> [The problem] Check each line for the word "approach" and give how many have it. Say nothing else.

Begin Material shown

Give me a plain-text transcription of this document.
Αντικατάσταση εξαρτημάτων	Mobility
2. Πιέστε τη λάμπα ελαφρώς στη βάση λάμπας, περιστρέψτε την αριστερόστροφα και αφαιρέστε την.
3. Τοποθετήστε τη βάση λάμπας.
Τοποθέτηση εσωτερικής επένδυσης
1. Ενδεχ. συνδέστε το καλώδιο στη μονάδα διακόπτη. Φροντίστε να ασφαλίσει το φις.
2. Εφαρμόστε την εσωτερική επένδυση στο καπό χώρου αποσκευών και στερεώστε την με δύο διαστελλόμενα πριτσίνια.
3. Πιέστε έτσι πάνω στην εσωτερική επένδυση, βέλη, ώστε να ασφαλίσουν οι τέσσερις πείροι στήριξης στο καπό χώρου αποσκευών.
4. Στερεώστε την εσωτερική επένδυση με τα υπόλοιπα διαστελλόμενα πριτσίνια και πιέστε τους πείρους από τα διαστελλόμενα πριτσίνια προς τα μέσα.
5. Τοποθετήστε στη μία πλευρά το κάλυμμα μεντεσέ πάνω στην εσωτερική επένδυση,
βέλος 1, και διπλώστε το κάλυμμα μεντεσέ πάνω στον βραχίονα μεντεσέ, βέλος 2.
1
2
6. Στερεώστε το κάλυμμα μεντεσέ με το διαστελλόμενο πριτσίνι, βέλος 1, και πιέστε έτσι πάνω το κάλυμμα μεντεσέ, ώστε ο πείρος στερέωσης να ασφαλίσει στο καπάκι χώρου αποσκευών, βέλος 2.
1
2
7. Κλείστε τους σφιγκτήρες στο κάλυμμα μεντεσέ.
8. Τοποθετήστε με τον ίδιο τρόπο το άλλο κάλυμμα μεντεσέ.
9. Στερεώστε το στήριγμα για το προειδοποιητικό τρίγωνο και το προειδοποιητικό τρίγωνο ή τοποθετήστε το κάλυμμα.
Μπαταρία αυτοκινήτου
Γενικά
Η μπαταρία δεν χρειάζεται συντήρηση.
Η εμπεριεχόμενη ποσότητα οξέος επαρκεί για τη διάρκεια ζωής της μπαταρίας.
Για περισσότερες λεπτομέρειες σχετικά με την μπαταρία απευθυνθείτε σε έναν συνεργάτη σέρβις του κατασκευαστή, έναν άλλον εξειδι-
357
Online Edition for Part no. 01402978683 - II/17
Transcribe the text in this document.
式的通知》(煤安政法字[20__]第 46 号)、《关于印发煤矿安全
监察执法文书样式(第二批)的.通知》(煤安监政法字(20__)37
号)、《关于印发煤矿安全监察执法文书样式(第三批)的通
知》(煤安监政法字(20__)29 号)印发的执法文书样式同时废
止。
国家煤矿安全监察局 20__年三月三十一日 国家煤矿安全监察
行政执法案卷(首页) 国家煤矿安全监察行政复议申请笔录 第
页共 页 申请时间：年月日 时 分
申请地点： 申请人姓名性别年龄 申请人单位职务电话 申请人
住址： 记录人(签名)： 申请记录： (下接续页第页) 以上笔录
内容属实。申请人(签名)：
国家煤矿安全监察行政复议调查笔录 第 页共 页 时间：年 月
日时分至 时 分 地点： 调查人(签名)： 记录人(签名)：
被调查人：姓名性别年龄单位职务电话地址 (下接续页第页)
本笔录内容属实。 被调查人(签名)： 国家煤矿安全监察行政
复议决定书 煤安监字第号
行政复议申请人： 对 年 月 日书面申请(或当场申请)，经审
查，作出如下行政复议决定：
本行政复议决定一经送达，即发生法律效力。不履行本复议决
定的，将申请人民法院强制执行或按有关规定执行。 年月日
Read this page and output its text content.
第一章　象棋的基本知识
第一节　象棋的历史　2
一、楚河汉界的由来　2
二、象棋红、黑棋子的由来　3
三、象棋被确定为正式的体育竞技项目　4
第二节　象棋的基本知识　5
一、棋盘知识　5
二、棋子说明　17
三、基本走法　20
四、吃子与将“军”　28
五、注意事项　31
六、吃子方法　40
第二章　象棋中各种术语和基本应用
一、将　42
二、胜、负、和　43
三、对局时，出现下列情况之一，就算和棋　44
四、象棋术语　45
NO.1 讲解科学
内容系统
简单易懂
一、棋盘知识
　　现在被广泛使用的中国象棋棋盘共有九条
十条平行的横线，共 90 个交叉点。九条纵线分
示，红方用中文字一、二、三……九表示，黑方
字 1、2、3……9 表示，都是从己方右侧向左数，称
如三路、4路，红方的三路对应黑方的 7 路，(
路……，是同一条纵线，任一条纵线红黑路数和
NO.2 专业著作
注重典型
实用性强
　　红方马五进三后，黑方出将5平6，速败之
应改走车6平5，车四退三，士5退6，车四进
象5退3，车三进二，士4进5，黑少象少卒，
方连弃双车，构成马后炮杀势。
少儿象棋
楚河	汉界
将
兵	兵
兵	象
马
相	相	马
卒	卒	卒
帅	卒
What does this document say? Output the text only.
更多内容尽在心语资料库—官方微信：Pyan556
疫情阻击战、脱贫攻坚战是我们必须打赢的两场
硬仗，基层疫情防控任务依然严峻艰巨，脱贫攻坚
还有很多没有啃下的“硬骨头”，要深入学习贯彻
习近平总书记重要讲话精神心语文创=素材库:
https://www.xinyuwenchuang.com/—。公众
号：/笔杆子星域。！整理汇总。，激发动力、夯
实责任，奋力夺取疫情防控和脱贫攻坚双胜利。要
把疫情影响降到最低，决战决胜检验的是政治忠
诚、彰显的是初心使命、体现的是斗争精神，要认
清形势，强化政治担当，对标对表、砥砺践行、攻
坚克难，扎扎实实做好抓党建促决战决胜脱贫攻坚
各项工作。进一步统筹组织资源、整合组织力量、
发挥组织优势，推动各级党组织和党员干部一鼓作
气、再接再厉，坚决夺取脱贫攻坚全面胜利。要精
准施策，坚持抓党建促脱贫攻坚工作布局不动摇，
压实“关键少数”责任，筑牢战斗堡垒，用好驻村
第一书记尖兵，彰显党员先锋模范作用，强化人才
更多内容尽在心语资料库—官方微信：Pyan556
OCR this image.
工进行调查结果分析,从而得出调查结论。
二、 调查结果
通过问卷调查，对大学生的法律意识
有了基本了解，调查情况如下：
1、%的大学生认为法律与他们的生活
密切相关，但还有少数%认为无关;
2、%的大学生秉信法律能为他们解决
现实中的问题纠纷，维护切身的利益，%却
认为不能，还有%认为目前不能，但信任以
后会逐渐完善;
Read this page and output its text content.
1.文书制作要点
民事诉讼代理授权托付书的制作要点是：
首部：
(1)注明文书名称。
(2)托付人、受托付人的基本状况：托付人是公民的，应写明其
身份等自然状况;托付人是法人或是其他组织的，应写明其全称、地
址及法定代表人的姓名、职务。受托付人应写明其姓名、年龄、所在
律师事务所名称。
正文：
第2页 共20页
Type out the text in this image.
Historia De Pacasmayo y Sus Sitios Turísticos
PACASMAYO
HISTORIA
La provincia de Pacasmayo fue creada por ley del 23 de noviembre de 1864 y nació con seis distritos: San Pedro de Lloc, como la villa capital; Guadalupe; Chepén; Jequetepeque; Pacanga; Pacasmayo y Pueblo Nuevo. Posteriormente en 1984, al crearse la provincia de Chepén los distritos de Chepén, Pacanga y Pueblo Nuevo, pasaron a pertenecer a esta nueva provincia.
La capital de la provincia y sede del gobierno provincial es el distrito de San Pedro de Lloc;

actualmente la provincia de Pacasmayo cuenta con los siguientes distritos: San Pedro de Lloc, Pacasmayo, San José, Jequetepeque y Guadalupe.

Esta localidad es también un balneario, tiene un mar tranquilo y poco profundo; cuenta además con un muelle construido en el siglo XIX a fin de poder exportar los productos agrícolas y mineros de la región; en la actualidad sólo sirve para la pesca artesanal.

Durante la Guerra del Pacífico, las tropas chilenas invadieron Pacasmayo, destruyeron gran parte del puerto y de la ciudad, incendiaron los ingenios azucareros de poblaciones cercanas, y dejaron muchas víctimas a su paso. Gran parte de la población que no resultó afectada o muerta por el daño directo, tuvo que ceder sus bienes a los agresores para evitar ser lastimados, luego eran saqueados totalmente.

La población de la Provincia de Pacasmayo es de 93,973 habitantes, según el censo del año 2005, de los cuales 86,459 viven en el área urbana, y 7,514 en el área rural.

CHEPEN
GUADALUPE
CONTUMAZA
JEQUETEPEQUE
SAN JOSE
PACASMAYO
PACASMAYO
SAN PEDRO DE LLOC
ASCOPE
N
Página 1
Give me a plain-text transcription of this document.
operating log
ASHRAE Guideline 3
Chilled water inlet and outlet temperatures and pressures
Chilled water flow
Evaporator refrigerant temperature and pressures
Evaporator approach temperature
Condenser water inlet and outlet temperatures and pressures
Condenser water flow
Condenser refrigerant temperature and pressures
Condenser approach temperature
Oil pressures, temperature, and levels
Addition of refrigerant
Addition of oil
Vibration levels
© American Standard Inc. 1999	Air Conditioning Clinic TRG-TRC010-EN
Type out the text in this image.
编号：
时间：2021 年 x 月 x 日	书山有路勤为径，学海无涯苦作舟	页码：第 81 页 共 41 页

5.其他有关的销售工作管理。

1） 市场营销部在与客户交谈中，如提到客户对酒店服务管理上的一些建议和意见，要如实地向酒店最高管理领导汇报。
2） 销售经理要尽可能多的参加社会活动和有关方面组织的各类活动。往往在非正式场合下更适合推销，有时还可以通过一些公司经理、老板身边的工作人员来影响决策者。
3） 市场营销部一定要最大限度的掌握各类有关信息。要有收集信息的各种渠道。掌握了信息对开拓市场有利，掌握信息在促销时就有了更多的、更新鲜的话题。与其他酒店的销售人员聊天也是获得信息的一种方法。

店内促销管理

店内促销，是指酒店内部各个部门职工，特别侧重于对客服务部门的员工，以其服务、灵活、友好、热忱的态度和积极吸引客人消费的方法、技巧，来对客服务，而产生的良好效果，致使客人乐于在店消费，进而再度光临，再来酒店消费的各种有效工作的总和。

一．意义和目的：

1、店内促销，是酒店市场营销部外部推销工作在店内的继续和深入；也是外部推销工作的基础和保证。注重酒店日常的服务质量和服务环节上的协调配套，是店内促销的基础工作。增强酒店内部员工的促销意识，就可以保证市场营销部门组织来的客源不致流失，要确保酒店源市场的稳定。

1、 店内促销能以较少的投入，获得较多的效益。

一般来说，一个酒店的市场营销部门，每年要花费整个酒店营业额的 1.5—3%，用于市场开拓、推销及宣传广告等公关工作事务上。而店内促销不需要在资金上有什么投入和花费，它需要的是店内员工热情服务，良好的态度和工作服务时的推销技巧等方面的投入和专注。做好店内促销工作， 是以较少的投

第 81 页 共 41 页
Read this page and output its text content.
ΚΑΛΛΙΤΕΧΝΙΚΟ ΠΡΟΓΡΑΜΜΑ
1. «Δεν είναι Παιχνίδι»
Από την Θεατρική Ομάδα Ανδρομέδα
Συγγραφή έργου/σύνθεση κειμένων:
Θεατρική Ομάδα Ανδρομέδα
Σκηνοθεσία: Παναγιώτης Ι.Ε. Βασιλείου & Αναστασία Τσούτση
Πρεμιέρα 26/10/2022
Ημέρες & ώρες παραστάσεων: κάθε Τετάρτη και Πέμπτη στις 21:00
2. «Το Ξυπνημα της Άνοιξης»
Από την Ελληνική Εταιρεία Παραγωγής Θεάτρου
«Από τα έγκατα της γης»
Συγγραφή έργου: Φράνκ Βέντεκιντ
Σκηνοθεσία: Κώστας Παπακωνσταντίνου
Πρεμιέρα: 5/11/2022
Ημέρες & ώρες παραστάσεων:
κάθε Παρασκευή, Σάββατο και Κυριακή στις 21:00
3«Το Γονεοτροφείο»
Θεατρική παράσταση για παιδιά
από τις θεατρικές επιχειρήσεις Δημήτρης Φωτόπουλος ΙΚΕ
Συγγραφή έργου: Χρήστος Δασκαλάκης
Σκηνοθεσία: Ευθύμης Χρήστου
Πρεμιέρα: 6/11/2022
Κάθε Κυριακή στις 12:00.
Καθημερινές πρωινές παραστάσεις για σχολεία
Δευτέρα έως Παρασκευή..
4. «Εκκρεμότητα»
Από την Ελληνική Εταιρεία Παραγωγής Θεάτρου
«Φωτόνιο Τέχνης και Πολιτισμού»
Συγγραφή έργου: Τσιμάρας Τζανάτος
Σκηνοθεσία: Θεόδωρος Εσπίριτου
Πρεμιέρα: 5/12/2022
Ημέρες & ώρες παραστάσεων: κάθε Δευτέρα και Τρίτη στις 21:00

End Material shown

> [Exercise solution] 2